Мы ожидали в субботу к завтраку капитана Морса с «Аламеды» и с истым тихоокеанским гостеприимством еще в пятницу закололи свинью. В субботу утром хватились – туши нет. Некоторые наши работники как-то путались в объяснениях. Ближайший сосед, живущий в лесу пониже нас, порядочный негодяй. Он в большой дружбе кое с кем из работников, и его проклятый дом притягивает их, как липучка мух. Вдобавок в субботу состоялось грандиозное публичное подношение королю и его советникам, процедура, во время которой для самоанца любая кража почти дело чести, особенно же кража свиньи.
Все это позволяло предположить, что, если никто из наших работников и не утащил тушу, они могли знать вора. Кроме того, украденное мясо предназначалось для гостей, что придавало краже характер оскорбления, и «мое лицо», по туземному выражению, «покрылось стыдом». Поэтому мы решили учинить суд, который и состоялся прошлым вечером после обеда. Я сидел во главе стола, по правую руку от меня Грэм note 155, по левую – Генри Симиле, за ним Ллойд. Вся домашняя компания расселась на полу вдоль стен – двенадцать человек, кому было сказано явиться. Я, говорят, походил на Брэксфилда note 156, насколько позволяет моя внешность; Грэм, обладающий суровым лицом, напоминал Радаманта note 157; вид Ллойда внушал ужас, а Симиле был исполнен величавой важности самоанского вождя. Заседание открылось произнесенной мною самоанской молитвой, которая в переводе звучит примерно так: «О господи, взгляни на нас и озари наши сердца. Удержи нас от лжи, чтобы каждый удостоился предстать перед твоим предвечным лицом». Затем, начиная с Симиле, каждый подходил к столу, клал руку на Библию и фразу за фразой повторял за мной следующую клятву (боюсь, по-английски она может даже показаться смешной, но по-самоански звучит очень красиво и затрагивает мистические чувства этого народа): «Здесь предо мной святая Библия, которой я касаюсь. Взгляни на меня, о господи! Если я знаю, кто утащил свинью, или место, куда ее унесли, или что-нибудь слышал на этот счет и не скажу об этом, пусть бог тогда положит конец моей жизни!» Все они отнеслись к делу с такой серьезностью и твердостью, что (как сказал Грэм), не будь они непричастны, это были бы бесценные свидетели. Их поведение казалось настолько убедительным, что я больше не допытывался, и комичная, но в то же время странно-торжественная сцена на этом окончилась.

┄┄┄┄┄┄┄┄┄┄┄┄┄┄┄┄┄┄┄┄

### Задания к тексту:
[1] Кого, согласно рассказу о краже свиньи, ожидали в субботу к завтраку?
[2] Приведите дословно фрагмент из рассказа о краже свиньи, начиная со слов «Мы ожидали в» и до слов «же кража свиньи.» включительно.

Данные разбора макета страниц
┄┄┄┄┄┄┄┄┄┄┄┄┄┄┄┄┄┄┄┄

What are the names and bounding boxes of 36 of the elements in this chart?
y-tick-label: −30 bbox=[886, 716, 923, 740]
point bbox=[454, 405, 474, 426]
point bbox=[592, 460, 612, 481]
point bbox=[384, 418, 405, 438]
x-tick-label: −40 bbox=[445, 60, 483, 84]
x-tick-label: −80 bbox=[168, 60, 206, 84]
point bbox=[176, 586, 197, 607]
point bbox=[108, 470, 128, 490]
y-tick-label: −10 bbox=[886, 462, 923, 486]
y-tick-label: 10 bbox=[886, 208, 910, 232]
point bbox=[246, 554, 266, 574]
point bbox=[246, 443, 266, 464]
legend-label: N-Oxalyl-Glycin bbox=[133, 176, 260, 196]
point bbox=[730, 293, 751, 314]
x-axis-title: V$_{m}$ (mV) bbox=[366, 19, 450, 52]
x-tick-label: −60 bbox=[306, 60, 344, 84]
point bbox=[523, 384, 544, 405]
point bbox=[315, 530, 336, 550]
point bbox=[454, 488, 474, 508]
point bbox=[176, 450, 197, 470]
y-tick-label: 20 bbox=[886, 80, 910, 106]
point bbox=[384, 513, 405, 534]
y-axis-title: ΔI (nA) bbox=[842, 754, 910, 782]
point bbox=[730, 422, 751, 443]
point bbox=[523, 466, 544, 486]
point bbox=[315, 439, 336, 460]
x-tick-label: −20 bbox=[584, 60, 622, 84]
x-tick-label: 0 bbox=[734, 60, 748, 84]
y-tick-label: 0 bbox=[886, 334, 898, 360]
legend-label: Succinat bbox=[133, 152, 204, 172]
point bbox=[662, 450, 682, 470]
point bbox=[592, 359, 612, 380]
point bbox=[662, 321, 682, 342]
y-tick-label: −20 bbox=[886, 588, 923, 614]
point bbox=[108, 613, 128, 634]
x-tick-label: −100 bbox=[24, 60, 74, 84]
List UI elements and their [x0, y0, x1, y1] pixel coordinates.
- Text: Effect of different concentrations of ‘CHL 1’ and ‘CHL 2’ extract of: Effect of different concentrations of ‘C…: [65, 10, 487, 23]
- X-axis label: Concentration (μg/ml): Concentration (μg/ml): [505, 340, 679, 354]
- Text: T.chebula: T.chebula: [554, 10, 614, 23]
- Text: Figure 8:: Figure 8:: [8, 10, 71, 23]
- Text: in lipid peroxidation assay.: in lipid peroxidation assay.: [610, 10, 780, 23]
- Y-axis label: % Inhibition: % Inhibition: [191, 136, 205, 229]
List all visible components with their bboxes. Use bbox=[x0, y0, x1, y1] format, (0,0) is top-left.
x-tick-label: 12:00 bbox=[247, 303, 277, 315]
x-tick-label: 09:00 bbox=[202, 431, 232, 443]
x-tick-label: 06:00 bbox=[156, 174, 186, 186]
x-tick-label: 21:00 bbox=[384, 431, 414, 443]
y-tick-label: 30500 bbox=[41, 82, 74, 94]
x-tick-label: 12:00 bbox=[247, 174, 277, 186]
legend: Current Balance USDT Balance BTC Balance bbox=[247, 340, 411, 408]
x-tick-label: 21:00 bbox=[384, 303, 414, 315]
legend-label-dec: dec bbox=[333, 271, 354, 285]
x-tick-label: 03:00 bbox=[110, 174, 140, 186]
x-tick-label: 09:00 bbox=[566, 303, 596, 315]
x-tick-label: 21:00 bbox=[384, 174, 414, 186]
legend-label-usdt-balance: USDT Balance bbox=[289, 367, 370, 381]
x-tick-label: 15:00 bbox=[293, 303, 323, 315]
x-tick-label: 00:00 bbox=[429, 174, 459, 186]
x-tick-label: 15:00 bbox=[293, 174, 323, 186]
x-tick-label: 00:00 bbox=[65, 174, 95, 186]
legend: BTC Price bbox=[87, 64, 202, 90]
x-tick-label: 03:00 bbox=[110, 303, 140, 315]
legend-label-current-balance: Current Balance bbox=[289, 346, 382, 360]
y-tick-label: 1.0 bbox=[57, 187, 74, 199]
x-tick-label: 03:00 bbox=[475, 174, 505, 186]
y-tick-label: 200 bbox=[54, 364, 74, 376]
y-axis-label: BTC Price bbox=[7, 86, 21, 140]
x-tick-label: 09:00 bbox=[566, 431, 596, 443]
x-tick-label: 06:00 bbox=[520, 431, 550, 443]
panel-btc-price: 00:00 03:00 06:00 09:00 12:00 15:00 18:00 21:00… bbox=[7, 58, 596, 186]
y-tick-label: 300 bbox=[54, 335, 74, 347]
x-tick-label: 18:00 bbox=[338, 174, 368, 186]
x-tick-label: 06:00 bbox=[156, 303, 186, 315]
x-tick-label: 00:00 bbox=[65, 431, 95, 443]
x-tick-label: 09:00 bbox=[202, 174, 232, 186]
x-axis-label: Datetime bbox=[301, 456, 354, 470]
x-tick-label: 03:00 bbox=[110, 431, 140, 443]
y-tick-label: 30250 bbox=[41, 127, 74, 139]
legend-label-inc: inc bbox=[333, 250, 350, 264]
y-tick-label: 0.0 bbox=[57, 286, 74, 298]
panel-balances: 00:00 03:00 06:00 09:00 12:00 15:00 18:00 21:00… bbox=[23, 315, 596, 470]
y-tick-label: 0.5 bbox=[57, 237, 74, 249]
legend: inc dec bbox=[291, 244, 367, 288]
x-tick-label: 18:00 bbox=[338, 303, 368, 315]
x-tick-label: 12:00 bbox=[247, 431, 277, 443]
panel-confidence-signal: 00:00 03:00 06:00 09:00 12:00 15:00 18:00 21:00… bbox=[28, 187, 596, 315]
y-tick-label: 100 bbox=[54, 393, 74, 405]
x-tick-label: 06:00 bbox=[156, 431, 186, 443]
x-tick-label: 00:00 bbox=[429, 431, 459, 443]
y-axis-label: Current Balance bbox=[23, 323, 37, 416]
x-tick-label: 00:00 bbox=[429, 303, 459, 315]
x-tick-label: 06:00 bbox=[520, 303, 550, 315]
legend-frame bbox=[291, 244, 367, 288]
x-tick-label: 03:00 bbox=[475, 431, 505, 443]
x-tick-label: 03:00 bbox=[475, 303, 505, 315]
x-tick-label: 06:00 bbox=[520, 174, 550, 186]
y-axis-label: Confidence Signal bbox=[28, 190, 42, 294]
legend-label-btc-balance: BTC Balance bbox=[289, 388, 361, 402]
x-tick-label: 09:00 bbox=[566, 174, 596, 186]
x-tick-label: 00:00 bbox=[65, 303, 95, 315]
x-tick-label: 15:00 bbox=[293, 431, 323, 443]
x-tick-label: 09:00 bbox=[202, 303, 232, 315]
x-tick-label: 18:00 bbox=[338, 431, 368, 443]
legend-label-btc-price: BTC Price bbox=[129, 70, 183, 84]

┄┄┄┄┄┄┄┄┄┄┄┄┄┄┄┄┄┄┄┄

### Ответы к заданиям:
[1] Капитана Морса с «Аламеды».

[2]
Мы ожидали в субботу к завтраку капитана Морса с «Аламеды» и с истым тихоокеанским гостеприимством еще в пятницу закололи свинью. В субботу утром хватились – туши нет. Некоторые наши работники как-то путались в объяснениях. Ближайший сосед, живущий в лесу пониже нас, порядочный негодяй. Он в большой дружбе кое с кем из работников, и его проклятый дом притягивает их, как липучка мух. Вдобавок в субботу состоялось грандиозное публичное подношение королю и его советникам, процедура, во время которой для самоанца любая кража почти дело чести, особенно же кража свиньи.